[Entries from a dataset]
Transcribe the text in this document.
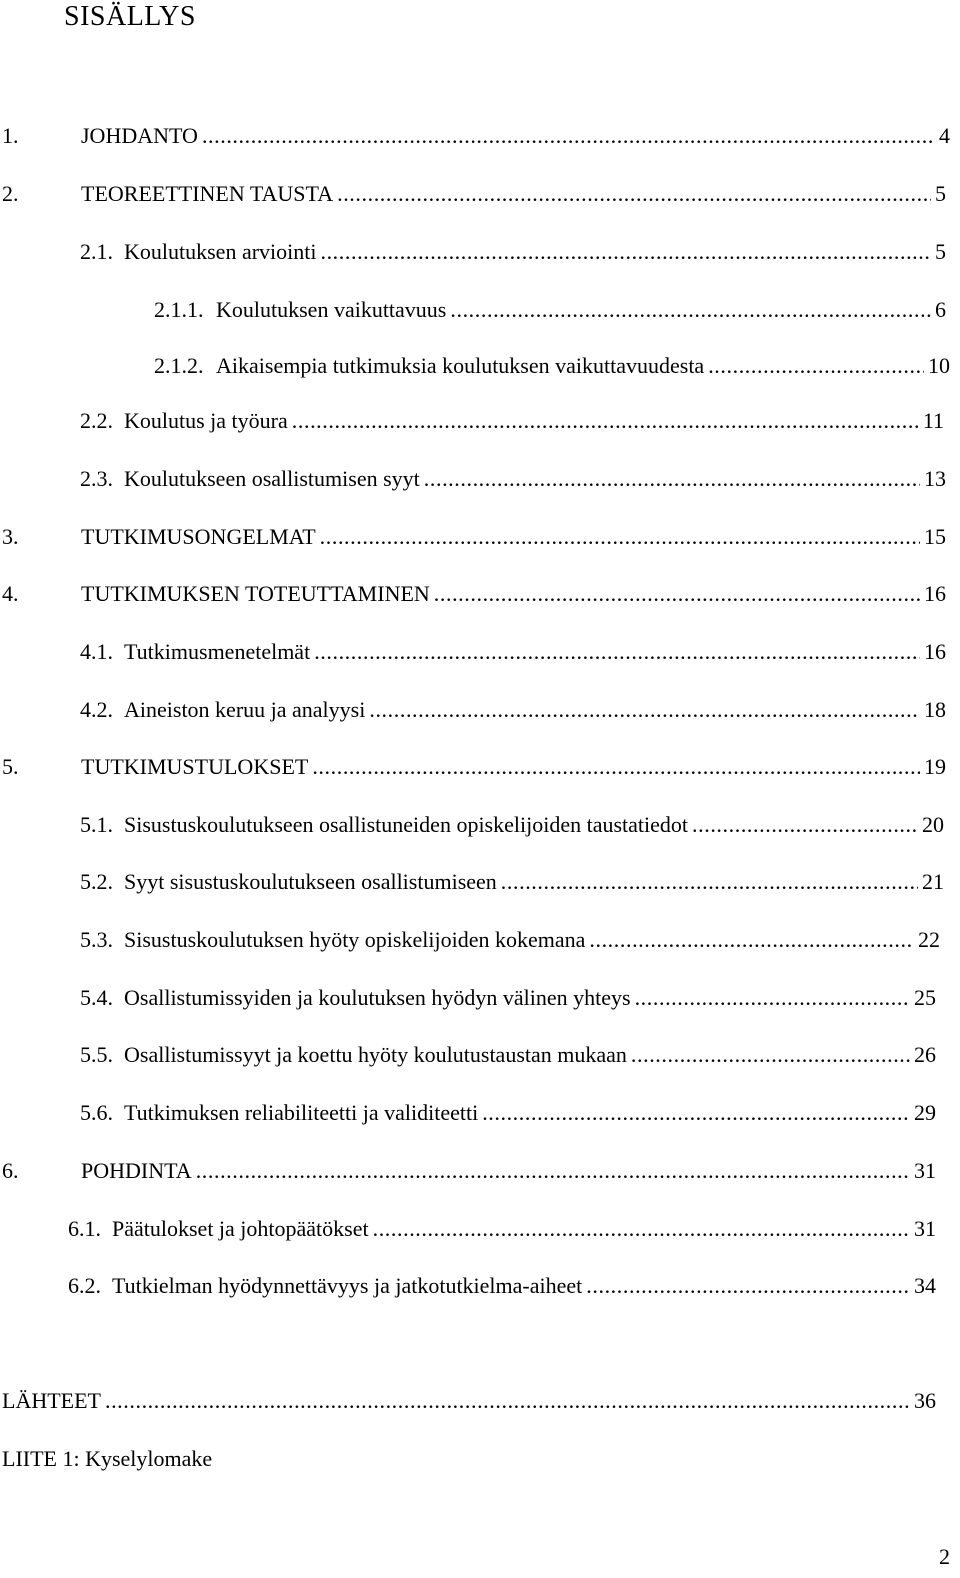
SISÄLLYS
1.	JOHDANTO .....	4
2.	TEOREETTINEN TAUSTA .....	5
2.1. Koulutuksen arviointi .....	5
2.1.1. Koulutuksen vaikuttavuus .....	6
2.1.2. Aikaisempia tutkimuksia koulutuksen vaikuttavuudesta .....	10
2.2. Koulutus ja työura .....	11
2.3. Koulutukseen osallistumisen syyt .....	13
3.	TUTKIMUSONGELMAT .....	15
4.	TUTKIMUKSEN TOTEUTTAMINEN .....	16
4.1. Tutkimusmenetelmät .....	16
4.2. Aineiston keruu ja analyysi .....	18
5.	TUTKIMUSTULOKSET .....	19
5.1. Sisustuskoulutukseen osallistuneiden opiskelijoiden taustatiedot .....	20
5.2. Syyt sisustuskoulutukseen osallistumiseen .....	21
5.3. Sisustuskoulutuksen hyöty opiskelijoiden kokemana .....	22
5.4. Osallistumissyiden ja koulutuksen hyödyn välinen yhteys .....	25
5.5. Osallistumissyyt ja koettu hyöty koulutustaustan mukaan .....	26
5.6. Tutkimuksen reliabiliteetti ja validiteetti .....	29
6.	POHDINTA .....	31
6.1. Päätulokset ja johtopäätökset .....	31
6.2. Tutkielman hyödynnettävyys ja jatkotutkielma-aiheet .....	34
LÄHTEET .....	36
LIITE 1: Kyselylomake
2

# [Goal]
Find the lines above that include the string "hyöty" and copy them.

# [Completed task]
5.3. Sisustuskoulutuksen hyöty opiskelijoiden kokemana .....	22
5.5. Osallistumissyyt ja koettu hyöty koulutustaustan mukaan .....	26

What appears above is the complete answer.